При мне в Лондон приезжал на короткое время Плеханов. Тогда-то я и увидел его впервые. Он приходил на нашу общую квартиру, был в вертепе, но меня не было дома.
— Приехал Жорж, — сказала мне Вера Ивановна, — хочет вас видеть, зайдите к нему.
— Какой Жорж? — спросил я с недоумением, решив, что есть еще одно крупное имя, мне неизвестное.
— Ну, Плеханов… Мы его Жоржем зовем.
Вечером я зашел к нему. В маленькой комнатке кроме Плеханова сидели довольно известный немецкий писатель социал-демократ Бер и англичанин Аскью. Не зная, куда меня девать, так как стульев больше не было, Плеханов — не без колебания — предложил мне сесть на кровать. Я считал это в порядке вещей, не догадываясь, что европеец до конца ногтей Плеханов мог только ввиду крайности обстоятельств решиться на такую чрезвычайную меру. Разговор шел на немецком языке, которым Плеханов владел недостаточно и потому ограничивался односложными замечаниями. Бер говорил сперва о том, как английская буржуазия умело обхаживает выдающихся рабочих, а затем разговор перешел на английских предшественников французского материализма. Бер и Аскью вскоре ушли. Георгий Валентинович вполне основательно ожидал, что уйду с ними и я, так как час был поздний и нельзя было беспокоить хозяев квартиры разговором. Я же, наоборот, считал, что теперь-то только настоящее и начинается.

ПИСЬМЕННОЕ ЗАДАНИЕ 1: Выведите фрагмент исходного текста о встрече с Плехановым, начиная со слов «При мне в Лондон» и заканчивая словами «зайдите к нему.».
ПИСЬМЕННОЕ ЗАДАНИЕ 2: Почему, согласно исходному тексту, Плеханов ожидал, что рассказчик уйдёт вместе с Бером и Аскью? Ответьте в одном–трёх предложениях.
ПИСЬМЕННОЕ ЗАДАНИЕ 3: Как, по словам Веры Ивановны в исходном тексте, называли Плеханова?

ПРЕДОСТАВЛЕННЫЕ МАТЕРИАЛЫ:
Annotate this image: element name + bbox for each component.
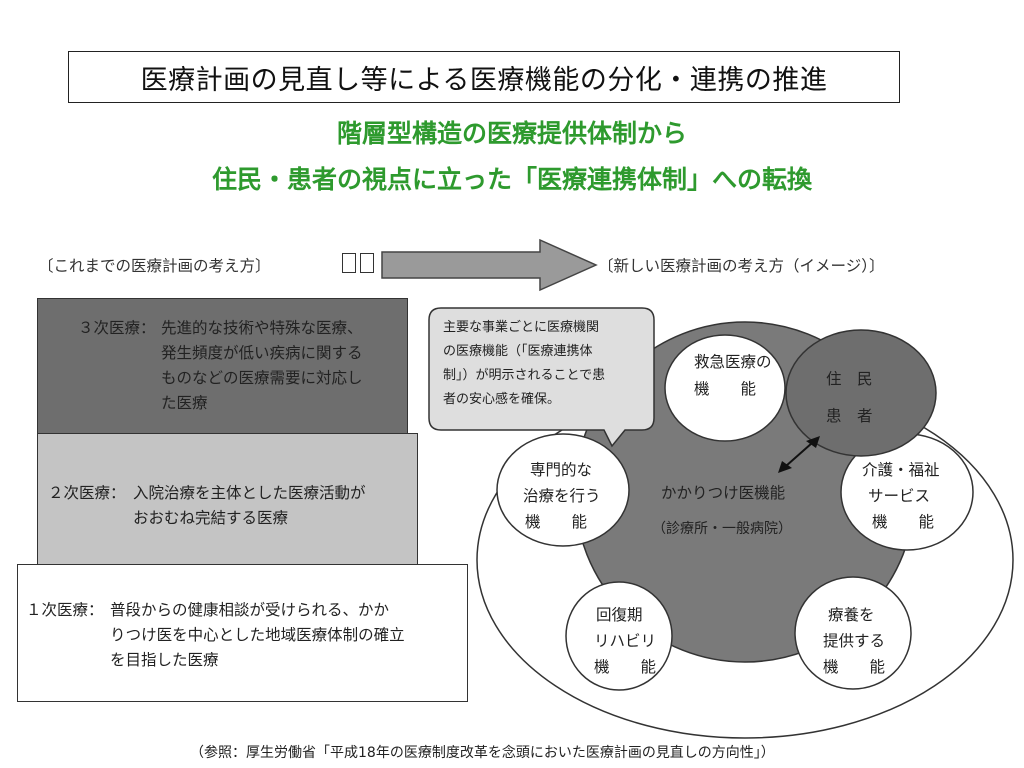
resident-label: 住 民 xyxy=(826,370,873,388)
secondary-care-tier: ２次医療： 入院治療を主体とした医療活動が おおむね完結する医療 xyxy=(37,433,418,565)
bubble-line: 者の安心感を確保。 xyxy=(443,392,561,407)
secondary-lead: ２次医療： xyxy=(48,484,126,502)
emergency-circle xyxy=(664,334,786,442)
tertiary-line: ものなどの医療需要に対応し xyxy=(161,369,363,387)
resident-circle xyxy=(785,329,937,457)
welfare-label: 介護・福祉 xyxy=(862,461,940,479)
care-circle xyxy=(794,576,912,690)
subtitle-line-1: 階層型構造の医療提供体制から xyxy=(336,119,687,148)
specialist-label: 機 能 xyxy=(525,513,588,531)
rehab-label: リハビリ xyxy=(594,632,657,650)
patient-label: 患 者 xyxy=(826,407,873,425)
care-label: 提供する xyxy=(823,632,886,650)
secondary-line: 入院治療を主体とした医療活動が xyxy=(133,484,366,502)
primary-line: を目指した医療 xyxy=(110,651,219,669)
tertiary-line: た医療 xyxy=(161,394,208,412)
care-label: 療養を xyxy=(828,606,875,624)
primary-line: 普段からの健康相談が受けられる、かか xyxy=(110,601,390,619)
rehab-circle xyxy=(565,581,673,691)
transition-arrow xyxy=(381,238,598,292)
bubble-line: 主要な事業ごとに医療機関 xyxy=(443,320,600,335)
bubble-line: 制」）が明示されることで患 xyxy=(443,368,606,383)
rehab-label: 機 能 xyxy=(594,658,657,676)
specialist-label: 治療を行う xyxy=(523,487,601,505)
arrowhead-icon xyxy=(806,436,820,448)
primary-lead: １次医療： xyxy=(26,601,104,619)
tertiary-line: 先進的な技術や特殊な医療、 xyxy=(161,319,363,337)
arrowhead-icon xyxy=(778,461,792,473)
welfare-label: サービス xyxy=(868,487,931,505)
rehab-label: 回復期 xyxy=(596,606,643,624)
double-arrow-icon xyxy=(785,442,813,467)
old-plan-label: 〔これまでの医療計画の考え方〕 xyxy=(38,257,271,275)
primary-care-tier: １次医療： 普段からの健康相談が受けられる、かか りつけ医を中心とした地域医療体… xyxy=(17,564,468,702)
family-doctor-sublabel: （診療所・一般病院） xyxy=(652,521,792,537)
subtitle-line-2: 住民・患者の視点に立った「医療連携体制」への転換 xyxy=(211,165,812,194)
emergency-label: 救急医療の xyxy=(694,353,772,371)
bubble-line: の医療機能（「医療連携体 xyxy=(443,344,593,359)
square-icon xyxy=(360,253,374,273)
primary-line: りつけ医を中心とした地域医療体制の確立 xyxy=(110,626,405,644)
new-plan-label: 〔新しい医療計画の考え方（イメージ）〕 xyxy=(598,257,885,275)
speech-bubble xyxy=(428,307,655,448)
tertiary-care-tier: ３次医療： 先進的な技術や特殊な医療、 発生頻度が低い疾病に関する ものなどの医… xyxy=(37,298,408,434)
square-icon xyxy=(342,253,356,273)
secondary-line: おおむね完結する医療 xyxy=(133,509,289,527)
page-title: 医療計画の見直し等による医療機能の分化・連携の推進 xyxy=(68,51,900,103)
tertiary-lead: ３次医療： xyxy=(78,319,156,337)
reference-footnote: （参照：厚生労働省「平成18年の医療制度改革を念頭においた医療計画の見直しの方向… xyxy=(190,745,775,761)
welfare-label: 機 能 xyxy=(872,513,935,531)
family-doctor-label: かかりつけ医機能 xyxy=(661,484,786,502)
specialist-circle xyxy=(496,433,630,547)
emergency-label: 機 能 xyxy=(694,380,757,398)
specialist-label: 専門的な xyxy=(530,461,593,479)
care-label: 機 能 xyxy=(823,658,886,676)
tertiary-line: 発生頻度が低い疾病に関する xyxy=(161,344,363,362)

==

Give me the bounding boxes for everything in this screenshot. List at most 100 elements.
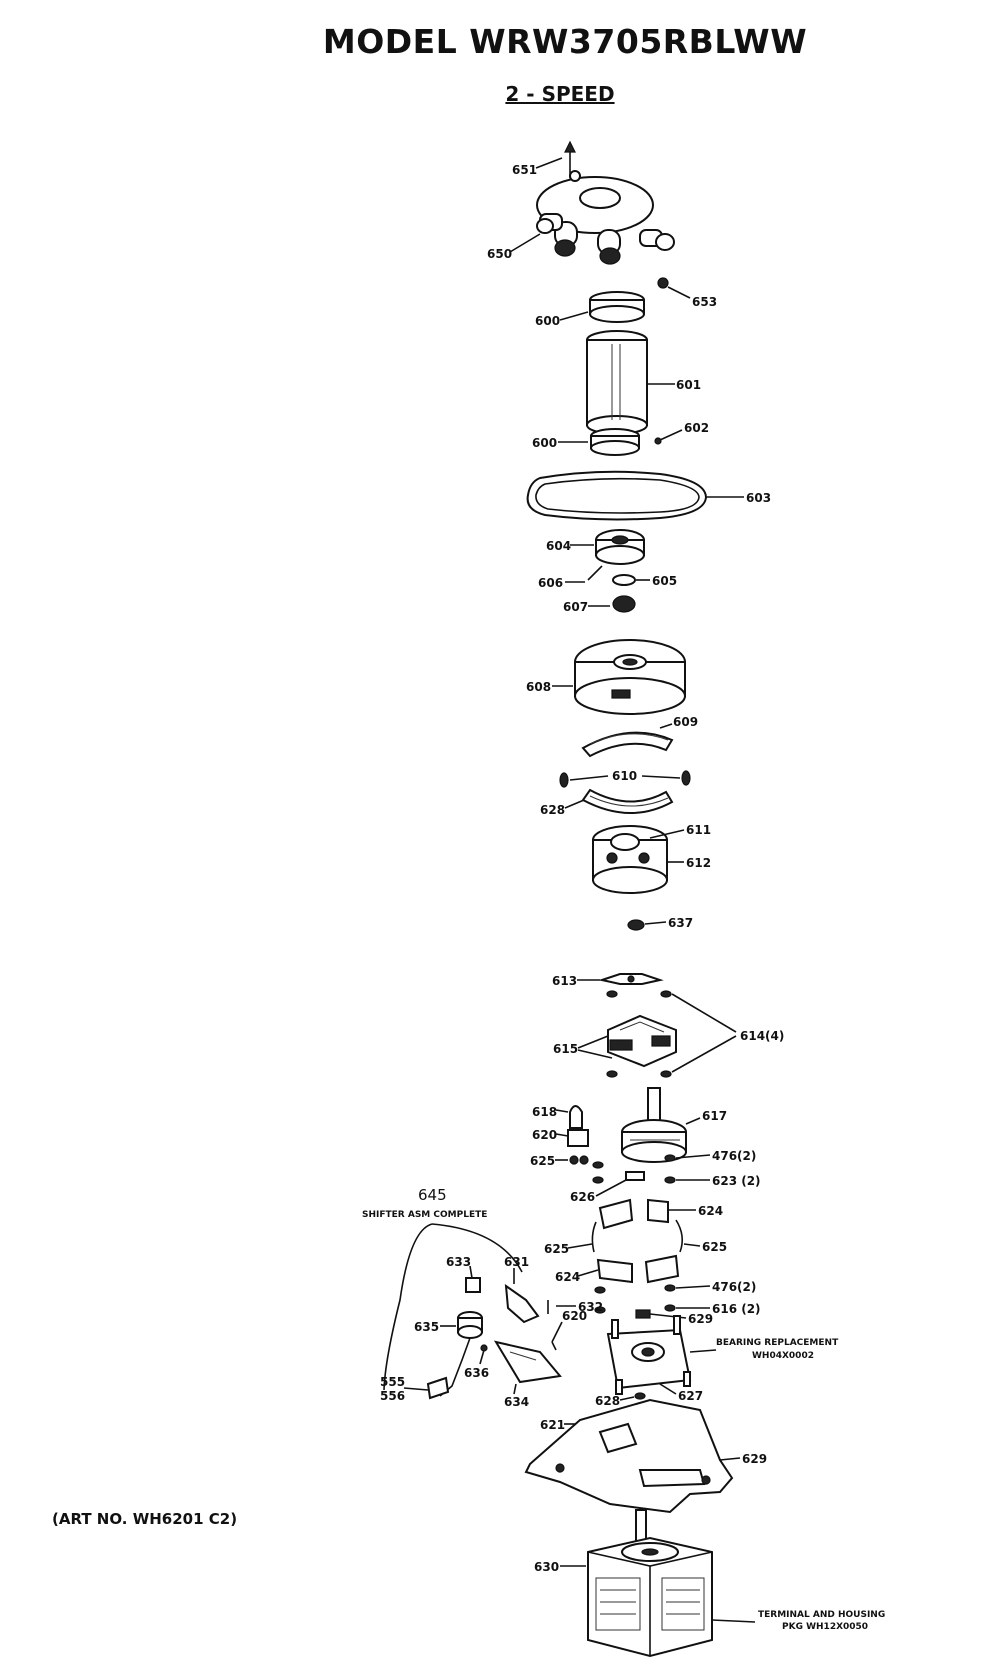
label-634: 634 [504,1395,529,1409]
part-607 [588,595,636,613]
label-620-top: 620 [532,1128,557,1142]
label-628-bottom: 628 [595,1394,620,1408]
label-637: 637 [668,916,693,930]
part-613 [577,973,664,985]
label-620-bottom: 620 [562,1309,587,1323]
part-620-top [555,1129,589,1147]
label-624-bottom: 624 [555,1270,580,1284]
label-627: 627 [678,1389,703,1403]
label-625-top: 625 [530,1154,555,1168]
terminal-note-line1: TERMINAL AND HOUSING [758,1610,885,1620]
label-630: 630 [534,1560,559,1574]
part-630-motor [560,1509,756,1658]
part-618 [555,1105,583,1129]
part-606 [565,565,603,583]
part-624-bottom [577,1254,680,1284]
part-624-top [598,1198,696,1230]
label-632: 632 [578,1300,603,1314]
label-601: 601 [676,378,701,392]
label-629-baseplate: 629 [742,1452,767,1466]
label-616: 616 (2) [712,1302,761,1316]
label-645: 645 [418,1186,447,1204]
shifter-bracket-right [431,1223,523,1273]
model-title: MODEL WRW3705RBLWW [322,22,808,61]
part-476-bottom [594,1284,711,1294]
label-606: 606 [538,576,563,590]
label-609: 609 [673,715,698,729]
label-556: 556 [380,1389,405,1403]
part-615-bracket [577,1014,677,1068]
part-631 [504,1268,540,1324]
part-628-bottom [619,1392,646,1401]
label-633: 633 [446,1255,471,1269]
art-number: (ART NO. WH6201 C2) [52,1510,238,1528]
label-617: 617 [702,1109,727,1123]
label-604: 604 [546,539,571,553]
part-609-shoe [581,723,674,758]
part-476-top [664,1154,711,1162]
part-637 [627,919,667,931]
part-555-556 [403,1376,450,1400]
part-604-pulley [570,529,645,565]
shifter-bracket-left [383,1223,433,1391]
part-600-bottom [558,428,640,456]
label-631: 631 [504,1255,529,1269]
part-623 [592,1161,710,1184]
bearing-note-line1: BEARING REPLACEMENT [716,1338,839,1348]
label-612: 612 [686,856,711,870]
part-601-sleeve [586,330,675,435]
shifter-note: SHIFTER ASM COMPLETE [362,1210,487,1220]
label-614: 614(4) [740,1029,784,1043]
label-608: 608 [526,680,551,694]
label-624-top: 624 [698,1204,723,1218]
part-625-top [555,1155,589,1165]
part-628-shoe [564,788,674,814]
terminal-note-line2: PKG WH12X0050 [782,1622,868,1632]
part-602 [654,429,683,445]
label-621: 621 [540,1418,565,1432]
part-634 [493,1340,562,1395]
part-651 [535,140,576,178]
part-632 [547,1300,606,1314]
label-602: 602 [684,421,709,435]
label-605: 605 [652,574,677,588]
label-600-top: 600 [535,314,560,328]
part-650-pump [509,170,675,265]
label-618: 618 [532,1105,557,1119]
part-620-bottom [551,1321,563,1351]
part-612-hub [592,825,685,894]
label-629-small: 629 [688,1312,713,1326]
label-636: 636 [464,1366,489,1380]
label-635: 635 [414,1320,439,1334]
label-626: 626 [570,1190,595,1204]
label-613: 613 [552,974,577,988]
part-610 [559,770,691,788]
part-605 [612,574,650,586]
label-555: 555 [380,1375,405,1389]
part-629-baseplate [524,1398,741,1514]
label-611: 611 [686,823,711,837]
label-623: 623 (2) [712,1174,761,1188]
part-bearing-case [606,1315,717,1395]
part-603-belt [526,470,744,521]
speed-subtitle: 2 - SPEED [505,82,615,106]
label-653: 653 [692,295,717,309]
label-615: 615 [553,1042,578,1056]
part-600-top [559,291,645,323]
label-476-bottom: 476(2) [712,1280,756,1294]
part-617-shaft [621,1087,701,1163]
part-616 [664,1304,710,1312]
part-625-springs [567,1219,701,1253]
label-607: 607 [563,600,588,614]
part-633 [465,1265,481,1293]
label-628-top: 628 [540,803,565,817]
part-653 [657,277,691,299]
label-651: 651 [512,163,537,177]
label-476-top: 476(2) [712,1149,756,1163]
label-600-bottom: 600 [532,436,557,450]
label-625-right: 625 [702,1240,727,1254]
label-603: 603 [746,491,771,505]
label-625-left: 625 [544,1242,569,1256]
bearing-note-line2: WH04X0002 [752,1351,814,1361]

==

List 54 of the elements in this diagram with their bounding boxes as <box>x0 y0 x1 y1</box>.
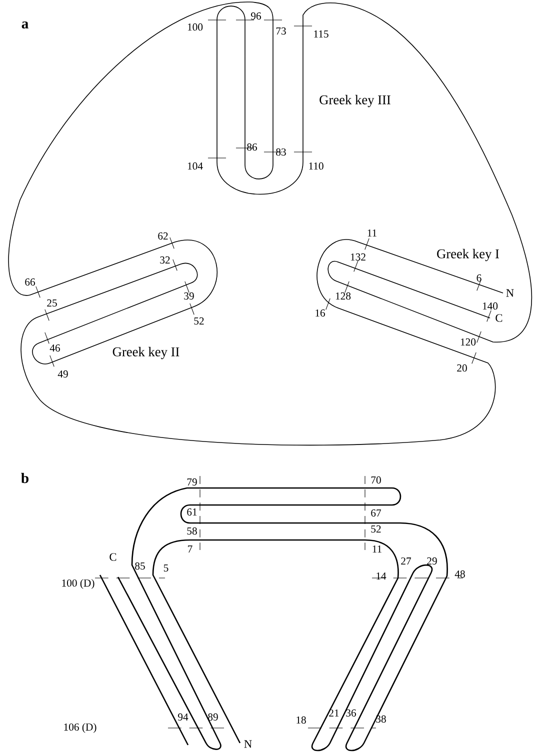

РЕШЕНИЕ ЗАДАНИЯ 1:
При мне в Лондон приезжал на короткое время Плеханов. Тогда-то я и увидел его впервые. Он приходил на нашу общую квартиру, был в вертепе, но меня не было дома.
— Приехал Жорж, — сказала мне Вера Ивановна, — хочет вас видеть, зайдите к нему.

РЕШЕНИЕ ЗАДАНИЯ 2: Час был поздний, и продолжать разговор значило бы беспокоить хозяев квартиры. Поэтому Плеханов вполне основательно рассчитывал, что гость уйдёт вместе с Бером и Аскью.

РЕШЕНИЕ ЗАДАНИЯ 3: Его называли Жоржем.